Aim of the exercise:
Search the listing for the string "title" and copy every line that contains it.
----------------------------------------
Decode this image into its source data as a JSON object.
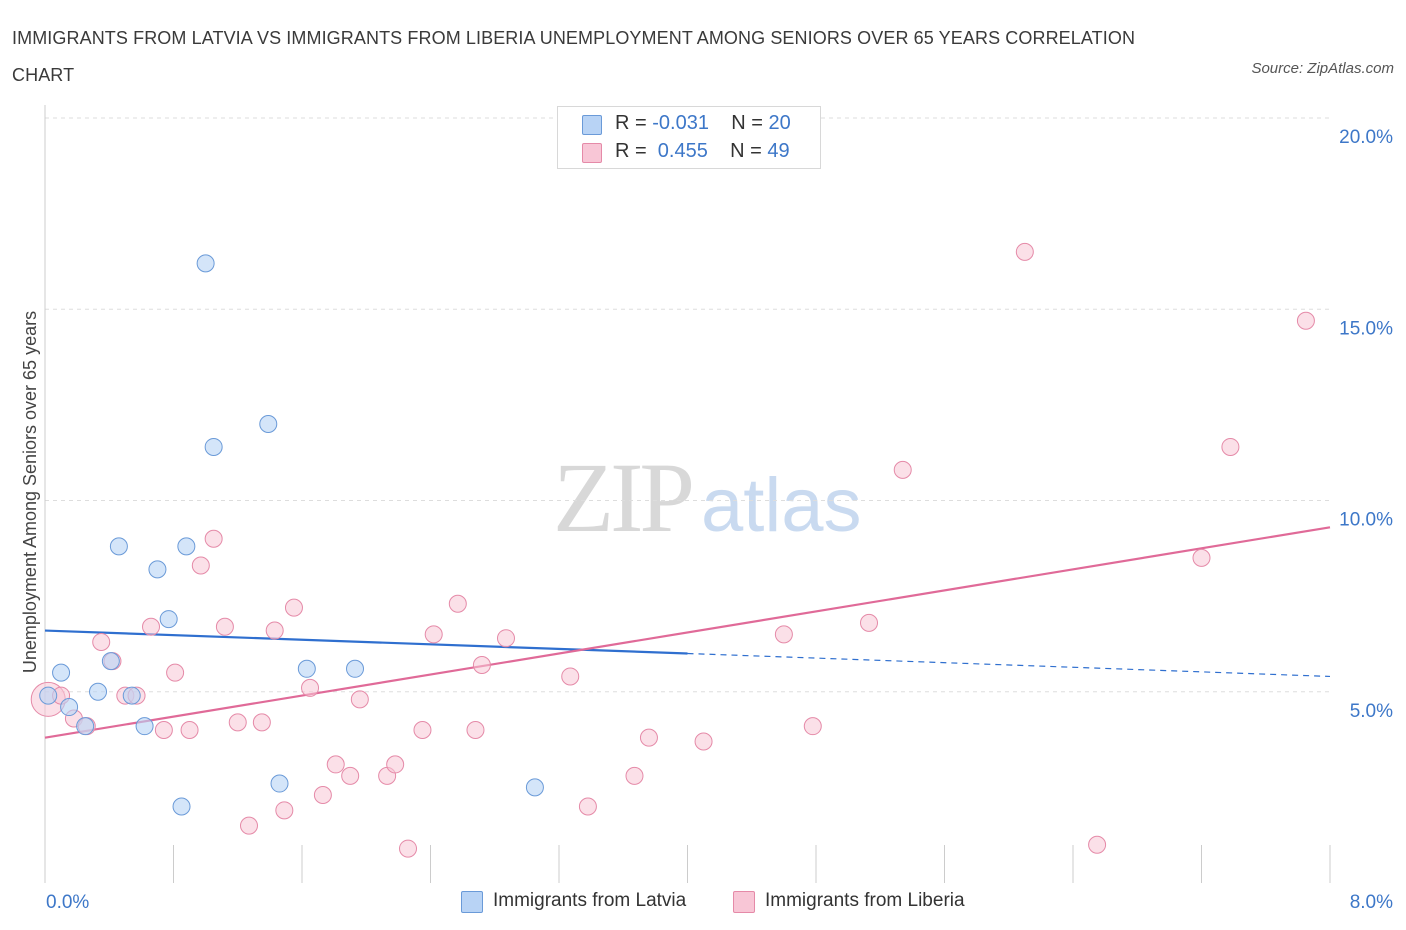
{
  "title": "IMMIGRANTS FROM LATVIA VS IMMIGRANTS FROM LIBERIA UNEMPLOYMENT AMONG SENIORS OVER 65 YEARS CORRELATION CHART",
  "source": "Source: ZipAtlas.com",
  "watermark": {
    "zip": "ZIP",
    "atlas": "atlas"
  },
  "legend": {
    "rows": [
      {
        "r_label": "R = ",
        "r_value": "-0.031",
        "n_label": "N = ",
        "n_value": "20"
      },
      {
        "r_label": "R = ",
        "r_value": " 0.455",
        "n_label": "N = ",
        "n_value": "49"
      }
    ]
  },
  "colors": {
    "latvia_fill": "#b8d3f5",
    "latvia_stroke": "#6a9ad8",
    "latvia_line": "#2f6fcf",
    "liberia_fill": "#f8c6d6",
    "liberia_stroke": "#e58aa8",
    "liberia_line": "#e06a98",
    "tick_label": "#3d77c8",
    "grid": "#dddddd"
  },
  "chart_data": {
    "type": "scatter",
    "title": "IMMIGRANTS FROM LATVIA VS IMMIGRANTS FROM LIBERIA UNEMPLOYMENT AMONG SENIORS OVER 65 YEARS CORRELATION CHART",
    "xlabel": "",
    "ylabel": "Unemployment Among Seniors over 65 years",
    "xlim": [
      0,
      8
    ],
    "ylim": [
      0,
      20
    ],
    "x_tick_labels": [
      "0.0%",
      "8.0%"
    ],
    "y_ticks": [
      5,
      10,
      15,
      20
    ],
    "y_tick_labels": [
      "5.0%",
      "10.0%",
      "15.0%",
      "20.0%"
    ],
    "grid": true,
    "legend_position": "bottom",
    "series": [
      {
        "name": "Immigrants from Latvia",
        "R": -0.031,
        "N": 20,
        "trend": {
          "x_start": 0,
          "y_start": 6.6,
          "x_solid_end": 4.0,
          "x_end": 8.0,
          "y_end": 5.4
        },
        "points": [
          [
            0.02,
            4.9
          ],
          [
            0.1,
            5.5
          ],
          [
            0.15,
            4.6
          ],
          [
            0.25,
            4.1
          ],
          [
            0.33,
            5.0
          ],
          [
            0.41,
            5.8
          ],
          [
            0.46,
            8.8
          ],
          [
            0.54,
            4.9
          ],
          [
            0.62,
            4.1
          ],
          [
            0.7,
            8.2
          ],
          [
            0.77,
            6.9
          ],
          [
            0.85,
            2.0
          ],
          [
            0.88,
            8.8
          ],
          [
            1.0,
            16.2
          ],
          [
            1.05,
            11.4
          ],
          [
            1.39,
            12.0
          ],
          [
            1.46,
            2.6
          ],
          [
            1.63,
            5.6
          ],
          [
            1.93,
            5.6
          ],
          [
            3.05,
            2.5
          ]
        ]
      },
      {
        "name": "Immigrants from Liberia",
        "R": 0.455,
        "N": 49,
        "trend": {
          "x_start": 0,
          "y_start": 3.8,
          "x_end": 8.0,
          "y_end": 9.3
        },
        "points": [
          [
            0.02,
            4.8
          ],
          [
            0.1,
            4.9
          ],
          [
            0.18,
            4.3
          ],
          [
            0.26,
            4.1
          ],
          [
            0.35,
            6.3
          ],
          [
            0.42,
            5.8
          ],
          [
            0.5,
            4.9
          ],
          [
            0.57,
            4.9
          ],
          [
            0.66,
            6.7
          ],
          [
            0.74,
            4.0
          ],
          [
            0.81,
            5.5
          ],
          [
            0.9,
            4.0
          ],
          [
            0.97,
            8.3
          ],
          [
            1.05,
            9.0
          ],
          [
            1.12,
            6.7
          ],
          [
            1.2,
            4.2
          ],
          [
            1.27,
            1.5
          ],
          [
            1.35,
            4.2
          ],
          [
            1.43,
            6.6
          ],
          [
            1.49,
            1.9
          ],
          [
            1.55,
            7.2
          ],
          [
            1.65,
            5.1
          ],
          [
            1.73,
            2.3
          ],
          [
            1.81,
            3.1
          ],
          [
            1.9,
            2.8
          ],
          [
            1.96,
            4.8
          ],
          [
            2.13,
            2.8
          ],
          [
            2.18,
            3.1
          ],
          [
            2.26,
            0.9
          ],
          [
            2.35,
            4.0
          ],
          [
            2.42,
            6.5
          ],
          [
            2.57,
            7.3
          ],
          [
            2.68,
            4.0
          ],
          [
            2.72,
            5.7
          ],
          [
            2.87,
            6.4
          ],
          [
            3.27,
            5.4
          ],
          [
            3.38,
            2.0
          ],
          [
            3.67,
            2.8
          ],
          [
            3.76,
            3.8
          ],
          [
            4.1,
            3.7
          ],
          [
            4.6,
            6.5
          ],
          [
            4.78,
            4.1
          ],
          [
            5.13,
            6.8
          ],
          [
            5.34,
            10.8
          ],
          [
            6.1,
            16.5
          ],
          [
            6.55,
            1.0
          ],
          [
            7.2,
            8.5
          ],
          [
            7.38,
            11.4
          ],
          [
            7.85,
            14.7
          ]
        ]
      }
    ]
  }
}
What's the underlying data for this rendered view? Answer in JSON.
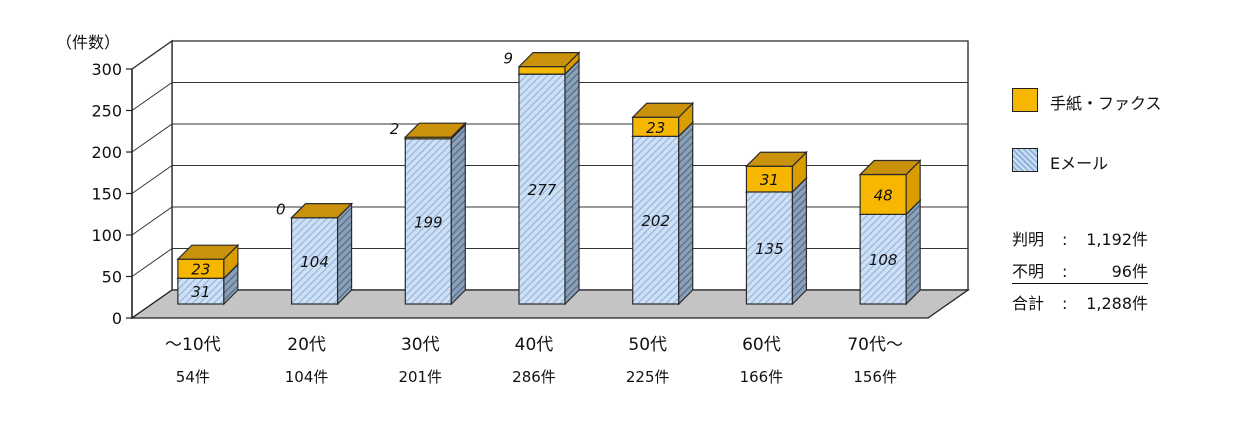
{
  "chart_data": {
    "type": "bar",
    "stacked": true,
    "three_d": true,
    "y_unit_label": "（件数）",
    "ylim": [
      0,
      300
    ],
    "yticks": [
      0,
      50,
      100,
      150,
      200,
      250,
      300
    ],
    "grid": true,
    "legend_position": "right",
    "categories": [
      "～10代",
      "20代",
      "30代",
      "40代",
      "50代",
      "60代",
      "70代～"
    ],
    "category_totals": [
      "54件",
      "104件",
      "201件",
      "286件",
      "225件",
      "166件",
      "156件"
    ],
    "series": [
      {
        "name": "Eメール",
        "values": [
          31,
          104,
          199,
          277,
          202,
          135,
          108
        ],
        "labels": [
          "31",
          "104",
          "199",
          "277",
          "202",
          "135",
          "108"
        ]
      },
      {
        "name": "手紙・ファクス",
        "values": [
          23,
          0,
          2,
          9,
          23,
          31,
          48
        ],
        "labels": [
          "23",
          "0",
          "2",
          "9",
          "23",
          "31",
          "48"
        ]
      }
    ]
  },
  "legend": {
    "letter_label": "手紙・ファクス",
    "email_label": "Eメール"
  },
  "summary": {
    "rows": [
      {
        "name": "判明",
        "colon": ":",
        "value": "1,192件"
      },
      {
        "name": "不明",
        "colon": ":",
        "value": "96件"
      },
      {
        "name": "合計",
        "colon": ":",
        "value": "1,288件"
      }
    ]
  },
  "colors": {
    "email_fill": "#c9dcf3",
    "email_hatch": "#7fa6d6",
    "letter_fill": "#f7b700",
    "letter_top": "#c9920a",
    "floor": "#c4c4c4"
  }
}
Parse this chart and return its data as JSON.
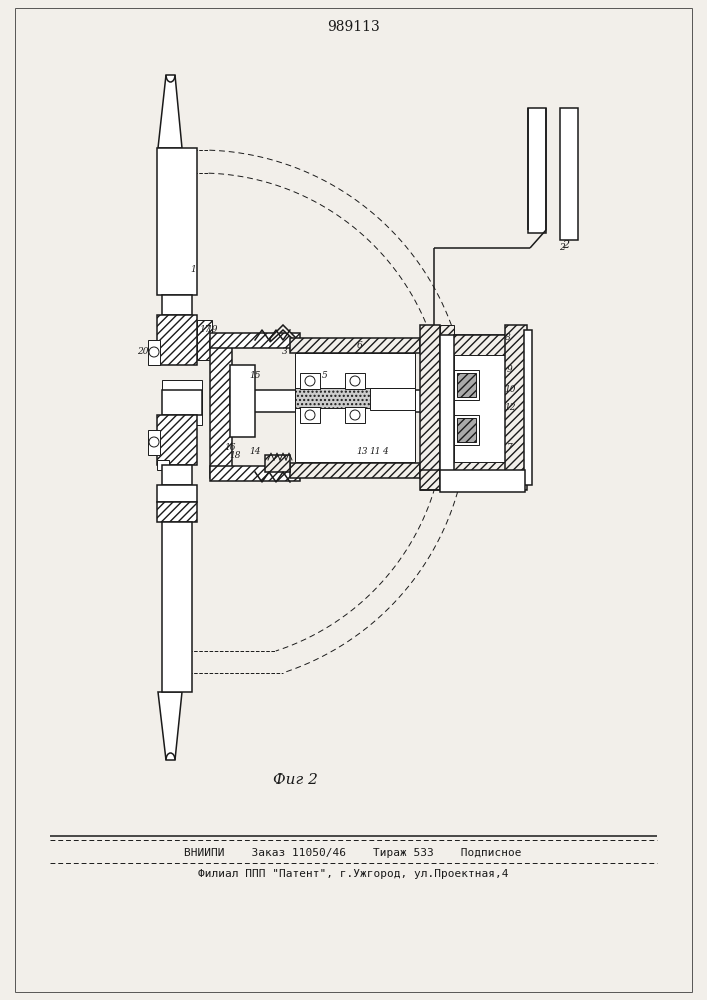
{
  "title": "989113",
  "fig_label": "Фиг 2",
  "footer_line1": "ВНИИПИ    Заказ 11050/46    Тираж 533    Подписное",
  "footer_line2": "Филиал ППП \"Патент\", г.Ужгород, ул.Проектная,4",
  "bg_color": "#f2efea",
  "line_color": "#1a1a1a",
  "page_width": 7.07,
  "page_height": 10.0,
  "dpi": 100
}
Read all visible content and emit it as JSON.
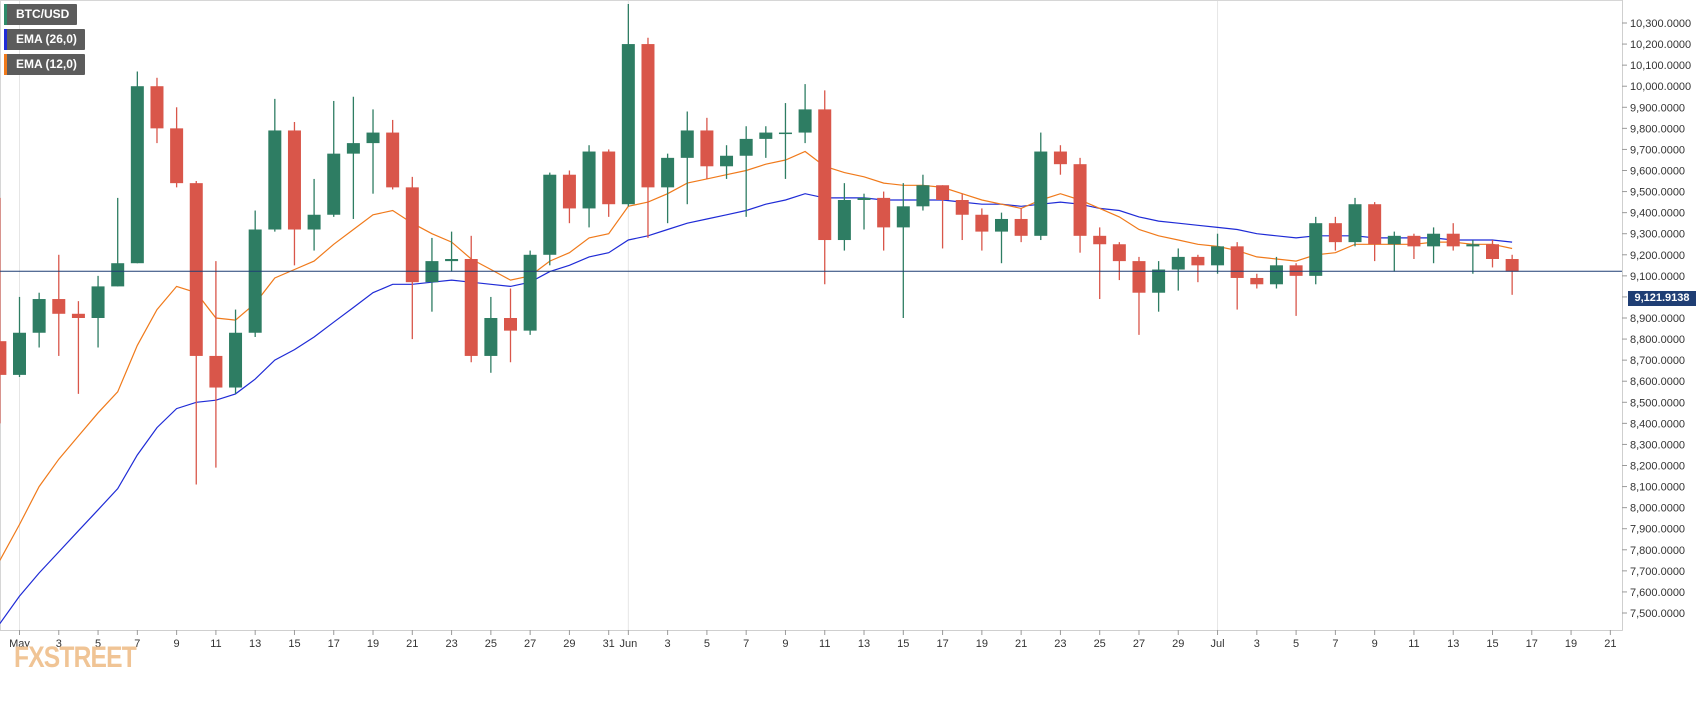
----------------------------------------
Task response:
  "title": "IMMIGRANTS FROM LATVIA VS IMMIGRANTS FROM LIBERIA UNEMPLOYMENT AMONG SENIORS OVER 65 YEARS CORRELATION CHART",
    "title": "IMMIGRANTS FROM LATVIA VS IMMIGRANTS FROM LIBERIA UNEMPLOYMENT AMONG SENIORS OVER 65 YEARS CORRELATION CHART",
  "title": "989113",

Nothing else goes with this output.